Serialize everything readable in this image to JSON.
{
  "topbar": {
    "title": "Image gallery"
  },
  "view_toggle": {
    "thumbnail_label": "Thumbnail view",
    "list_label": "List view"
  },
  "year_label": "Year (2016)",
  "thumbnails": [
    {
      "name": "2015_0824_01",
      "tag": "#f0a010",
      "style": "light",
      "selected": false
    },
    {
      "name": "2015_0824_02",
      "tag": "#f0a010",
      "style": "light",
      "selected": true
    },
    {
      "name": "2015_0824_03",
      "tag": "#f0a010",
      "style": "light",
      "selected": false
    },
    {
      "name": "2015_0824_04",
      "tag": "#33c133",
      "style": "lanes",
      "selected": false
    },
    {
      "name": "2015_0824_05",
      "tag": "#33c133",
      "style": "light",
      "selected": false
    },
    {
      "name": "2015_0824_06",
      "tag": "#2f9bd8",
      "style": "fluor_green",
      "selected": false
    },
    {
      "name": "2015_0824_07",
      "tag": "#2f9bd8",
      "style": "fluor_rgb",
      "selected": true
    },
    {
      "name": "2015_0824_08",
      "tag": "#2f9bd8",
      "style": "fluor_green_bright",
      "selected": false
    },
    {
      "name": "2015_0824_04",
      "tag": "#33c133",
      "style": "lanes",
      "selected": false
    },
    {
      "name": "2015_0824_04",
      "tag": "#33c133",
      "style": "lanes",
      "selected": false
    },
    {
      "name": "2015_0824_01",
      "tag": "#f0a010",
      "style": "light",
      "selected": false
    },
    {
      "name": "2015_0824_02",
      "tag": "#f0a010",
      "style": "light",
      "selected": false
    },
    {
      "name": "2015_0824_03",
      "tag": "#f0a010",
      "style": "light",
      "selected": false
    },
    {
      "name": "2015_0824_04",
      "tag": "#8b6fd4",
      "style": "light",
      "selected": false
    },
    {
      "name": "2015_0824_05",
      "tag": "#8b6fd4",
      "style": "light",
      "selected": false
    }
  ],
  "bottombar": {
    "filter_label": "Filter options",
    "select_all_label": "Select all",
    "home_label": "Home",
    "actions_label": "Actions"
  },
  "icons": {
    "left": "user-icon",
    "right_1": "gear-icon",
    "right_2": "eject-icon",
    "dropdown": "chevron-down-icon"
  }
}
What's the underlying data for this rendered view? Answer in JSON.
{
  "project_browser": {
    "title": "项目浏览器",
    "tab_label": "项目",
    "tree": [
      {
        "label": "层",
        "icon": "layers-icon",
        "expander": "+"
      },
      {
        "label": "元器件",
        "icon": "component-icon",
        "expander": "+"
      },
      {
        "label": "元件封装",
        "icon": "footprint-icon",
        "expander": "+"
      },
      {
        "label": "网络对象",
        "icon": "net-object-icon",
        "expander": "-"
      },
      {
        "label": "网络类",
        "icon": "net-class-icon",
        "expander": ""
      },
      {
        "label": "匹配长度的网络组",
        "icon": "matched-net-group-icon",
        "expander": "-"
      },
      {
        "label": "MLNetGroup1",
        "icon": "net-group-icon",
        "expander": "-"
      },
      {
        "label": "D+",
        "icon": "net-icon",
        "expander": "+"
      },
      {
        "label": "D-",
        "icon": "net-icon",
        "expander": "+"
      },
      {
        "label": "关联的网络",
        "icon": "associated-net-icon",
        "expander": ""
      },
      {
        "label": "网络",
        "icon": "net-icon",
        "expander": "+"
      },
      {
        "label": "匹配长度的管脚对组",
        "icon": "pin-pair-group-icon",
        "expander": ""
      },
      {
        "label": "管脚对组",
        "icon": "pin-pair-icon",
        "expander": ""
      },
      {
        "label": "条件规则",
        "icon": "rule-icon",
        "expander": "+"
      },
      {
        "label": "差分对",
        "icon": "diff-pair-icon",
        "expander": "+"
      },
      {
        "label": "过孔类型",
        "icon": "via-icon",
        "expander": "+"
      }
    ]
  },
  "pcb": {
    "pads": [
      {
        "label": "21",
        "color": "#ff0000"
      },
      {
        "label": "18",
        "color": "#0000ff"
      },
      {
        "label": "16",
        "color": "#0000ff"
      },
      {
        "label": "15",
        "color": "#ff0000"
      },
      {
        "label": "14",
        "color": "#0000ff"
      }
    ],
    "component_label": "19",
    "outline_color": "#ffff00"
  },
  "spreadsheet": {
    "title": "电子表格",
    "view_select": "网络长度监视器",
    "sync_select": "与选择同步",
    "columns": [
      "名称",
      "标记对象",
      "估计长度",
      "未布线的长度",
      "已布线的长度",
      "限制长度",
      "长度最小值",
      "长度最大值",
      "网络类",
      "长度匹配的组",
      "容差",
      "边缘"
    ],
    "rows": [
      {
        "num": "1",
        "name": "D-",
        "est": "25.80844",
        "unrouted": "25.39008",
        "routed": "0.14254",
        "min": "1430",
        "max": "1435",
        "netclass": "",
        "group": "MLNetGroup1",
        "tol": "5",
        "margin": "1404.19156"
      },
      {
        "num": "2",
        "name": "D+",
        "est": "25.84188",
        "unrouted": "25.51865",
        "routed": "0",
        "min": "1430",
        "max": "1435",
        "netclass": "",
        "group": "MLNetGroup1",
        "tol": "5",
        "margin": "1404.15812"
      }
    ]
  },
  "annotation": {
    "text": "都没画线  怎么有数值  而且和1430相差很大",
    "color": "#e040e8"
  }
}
----------
Instructions for the task:
Which lines hold the word "this"? Return all of them from the records above.

The answer:
Serialize everything readable in this image to JSON.
What's the underlying data for this rendered view? Answer in JSON.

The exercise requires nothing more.